Make an exact copy of the records, with the pictures left out.
**** Data to use
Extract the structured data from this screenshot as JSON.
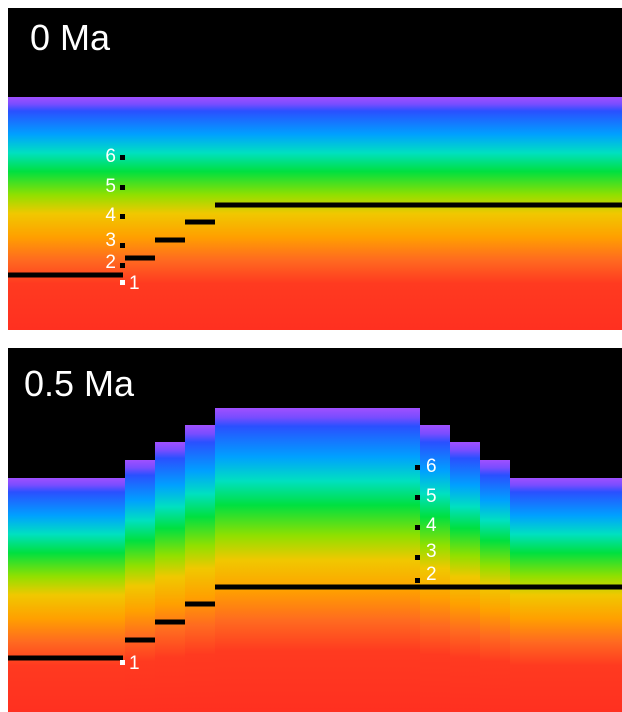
{
  "panels": [
    {
      "label": "0 Ma",
      "markers": [
        "1",
        "2",
        "3",
        "4",
        "5",
        "6"
      ]
    },
    {
      "label": "0.5 Ma",
      "markers": [
        "1",
        "2",
        "3",
        "4",
        "5",
        "6"
      ]
    }
  ]
}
********
* Right answer *
Extract the structured data from this screenshot as JSON.
{
  "panels": [
    {
      "label": "0 Ma",
      "markers": [
        "1",
        "2",
        "3",
        "4",
        "5",
        "6"
      ]
    },
    {
      "label": "0.5 Ma",
      "markers": [
        "1",
        "2",
        "3",
        "4",
        "5",
        "6"
      ]
    }
  ]
}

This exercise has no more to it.